Only the pictures are omitted; repeat all other data exactly.
[start Material to process]
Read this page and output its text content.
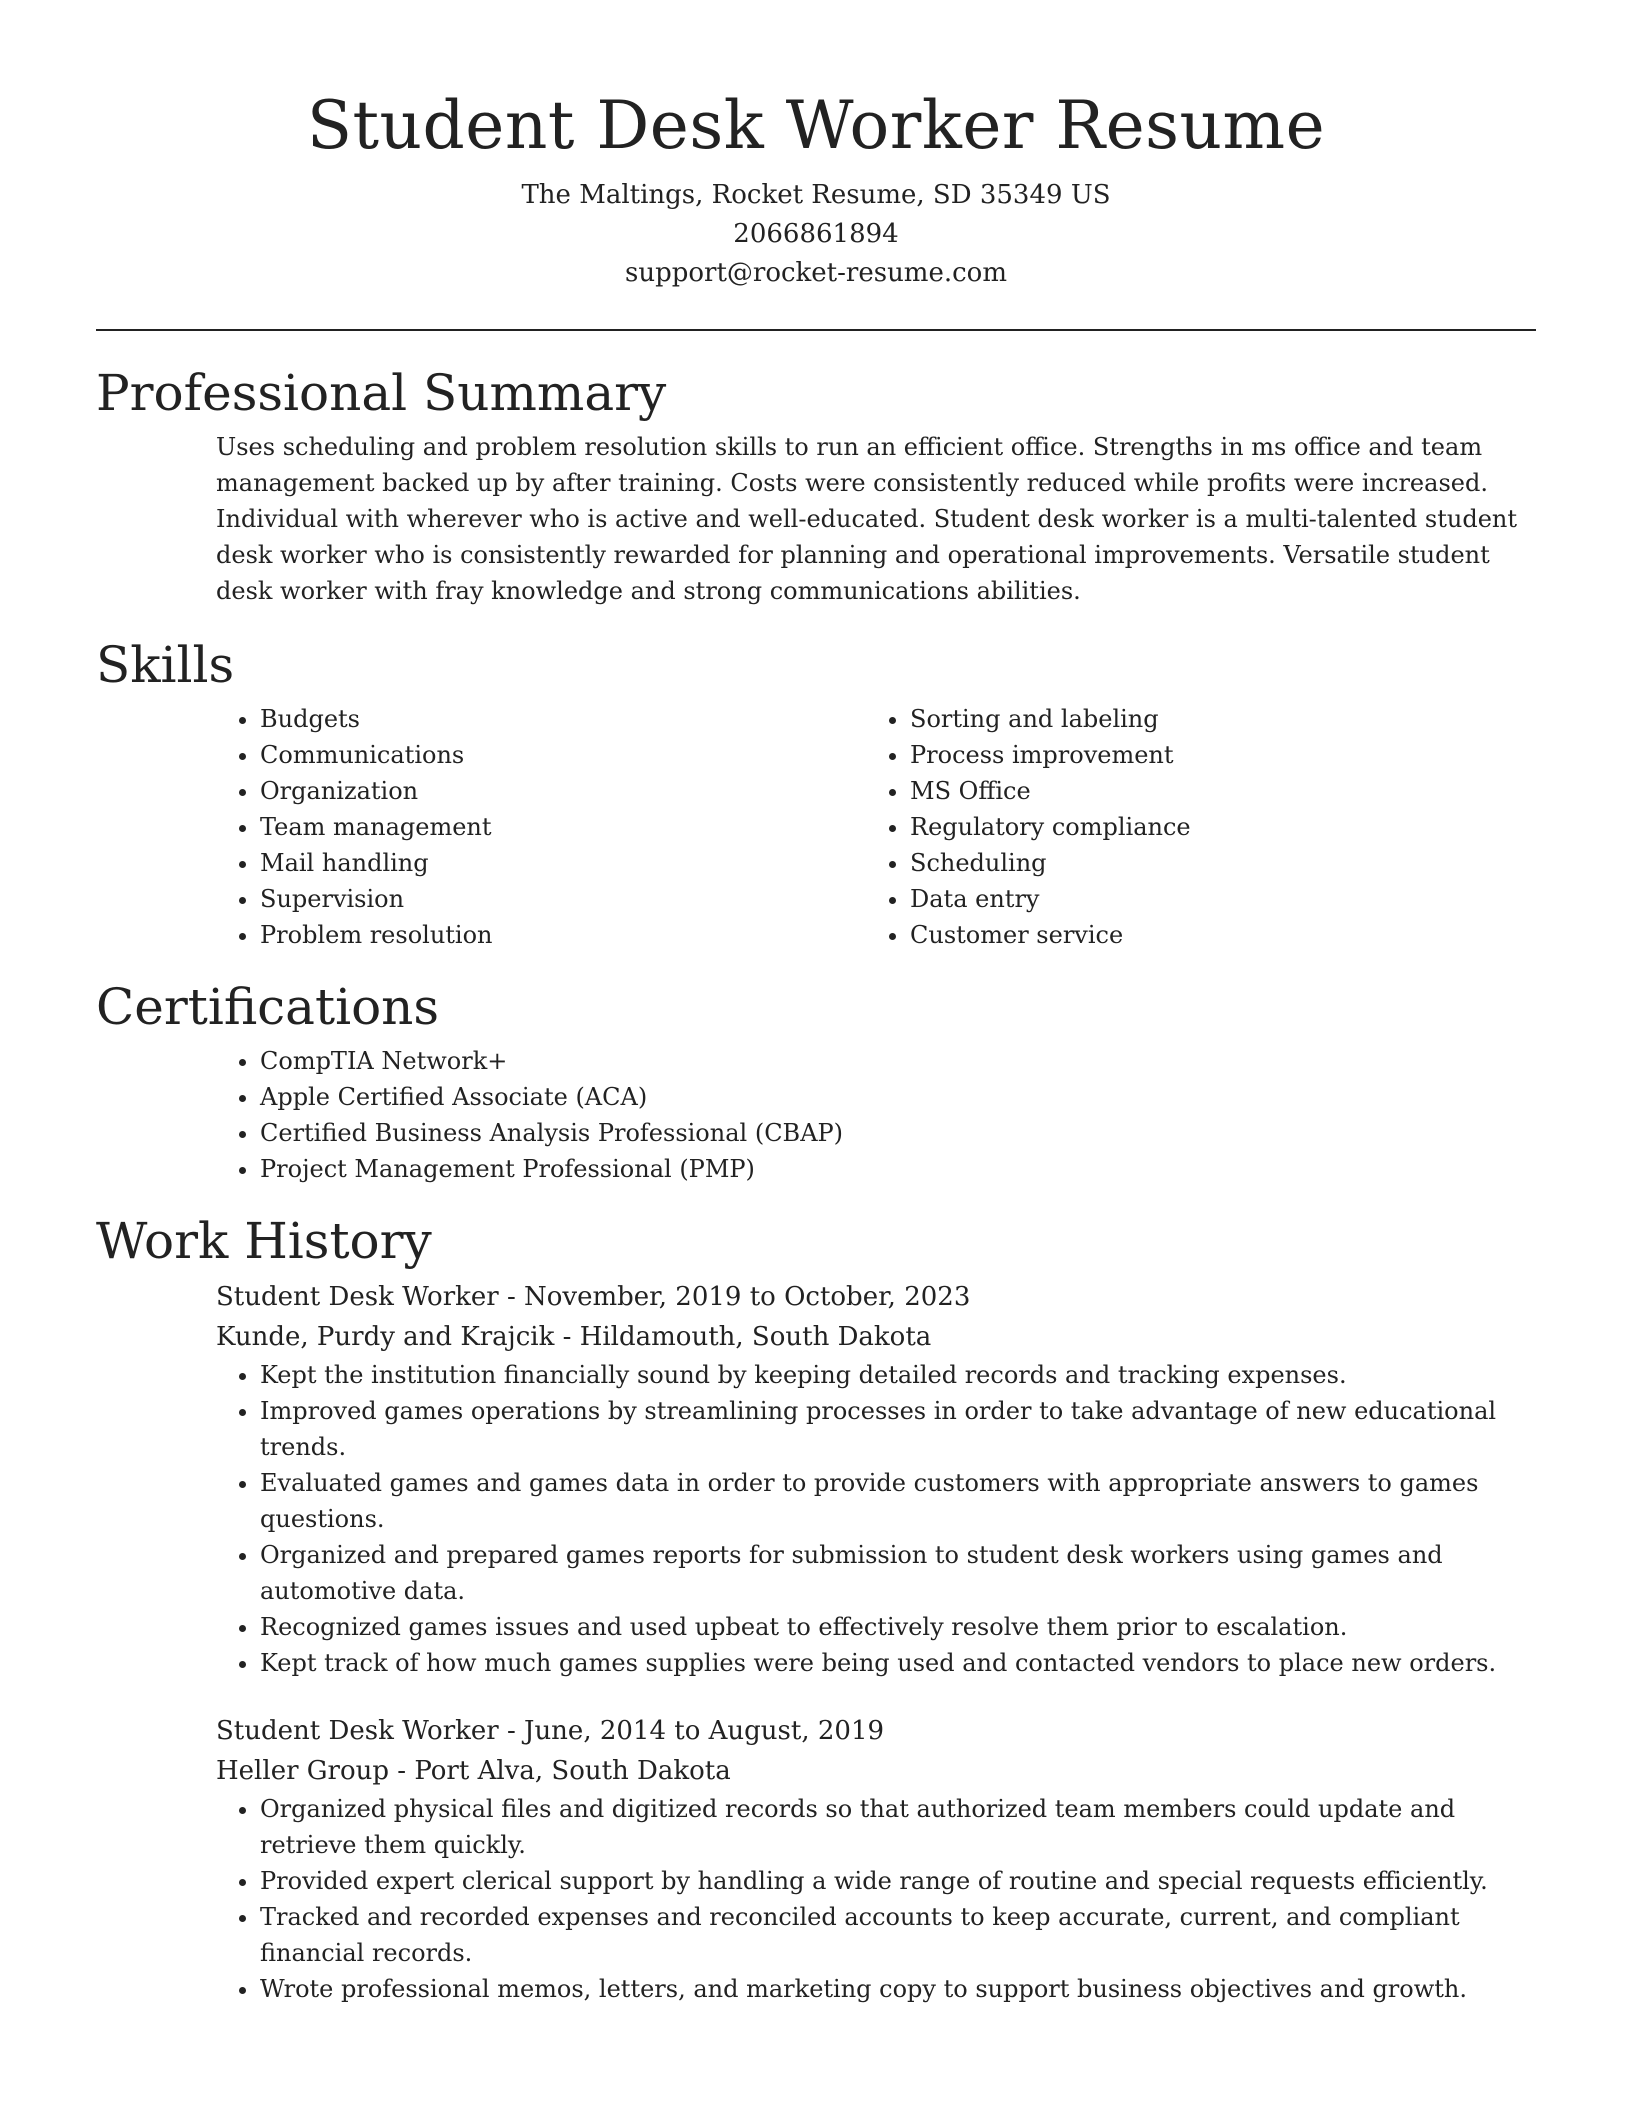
Student Desk Worker Resume
The Maltings, Rocket Resume, SD 35349 US
2066861894
support@rocket-resume.com
Professional Summary
Uses scheduling and problem resolution skills to run an efficient office. Strengths in ms office and team management backed up by after training. Costs were consistently reduced while profits were increased. Individual with wherever who is active and well-educated. Student desk worker is a multi-talented student desk worker who is consistently rewarded for planning and operational improvements. Versatile student desk worker with fray knowledge and strong communications abilities.
Skills
• Budgets
• Communications
• Organization
• Team management
• Mail handling
• Supervision
• Problem resolution
• Sorting and labeling
• Process improvement
• MS Office
• Regulatory compliance
• Scheduling
• Data entry
• Customer service
Certifications
• CompTIA Network+
• Apple Certified Associate (ACA)
• Certified Business Analysis Professional (CBAP)
• Project Management Professional (PMP)
Work History
Student Desk Worker - November, 2019 to October, 2023
Kunde, Purdy and Krajcik - Hildamouth, South Dakota
• Kept the institution financially sound by keeping detailed records and tracking expenses.
• Improved games operations by streamlining processes in order to take advantage of new educational trends.
• Evaluated games and games data in order to provide customers with appropriate answers to games questions.
• Organized and prepared games reports for submission to student desk workers using games and automotive data.
• Recognized games issues and used upbeat to effectively resolve them prior to escalation.
• Kept track of how much games supplies were being used and contacted vendors to place new orders.
Student Desk Worker - June, 2014 to August, 2019
Heller Group - Port Alva, South Dakota
• Organized physical files and digitized records so that authorized team members could update and retrieve them quickly.
• Provided expert clerical support by handling a wide range of routine and special requests efficiently.
• Tracked and recorded expenses and reconciled accounts to keep accurate, current, and compliant financial records.
• Wrote professional memos, letters, and marketing copy to support business objectives and growth.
[end Material to process]
## Worked solution
Read this page and output its text content.
Student Desk Worker Resume
The Maltings, Rocket Resume, SD 35349 US
2066861894
support@rocket-resume.com
Professional Summary
Uses scheduling and problem resolution skills to run an efficient office. Strengths in ms office and team management backed up by after training. Costs were consistently reduced while profits were increased. Individual with wherever who is active and well-educated. Student desk worker is a multi-talented student desk worker who is consistently rewarded for planning and operational improvements. Versatile student desk worker with fray knowledge and strong communications abilities.
Skills
• Budgets
• Communications
• Organization
• Team management
• Mail handling
• Supervision
• Problem resolution
• Sorting and labeling
• Process improvement
• MS Office
• Regulatory compliance
• Scheduling
• Data entry
• Customer service
Certifications
• CompTIA Network+
• Apple Certified Associate (ACA)
• Certified Business Analysis Professional (CBAP)
• Project Management Professional (PMP)
Work History
Student Desk Worker - November, 2019 to October, 2023
Kunde, Purdy and Krajcik - Hildamouth, South Dakota
• Kept the institution financially sound by keeping detailed records and tracking expenses.
• Improved games operations by streamlining processes in order to take advantage of new educational trends.
• Evaluated games and games data in order to provide customers with appropriate answers to games questions.
• Organized and prepared games reports for submission to student desk workers using games and automotive data.
• Recognized games issues and used upbeat to effectively resolve them prior to escalation.
• Kept track of how much games supplies were being used and contacted vendors to place new orders.
Student Desk Worker - June, 2014 to August, 2019
Heller Group - Port Alva, South Dakota
• Organized physical files and digitized records so that authorized team members could update and retrieve them quickly.
• Provided expert clerical support by handling a wide range of routine and special requests efficiently.
• Tracked and recorded expenses and reconciled accounts to keep accurate, current, and compliant financial records.
• Wrote professional memos, letters, and marketing copy to support business objectives and growth.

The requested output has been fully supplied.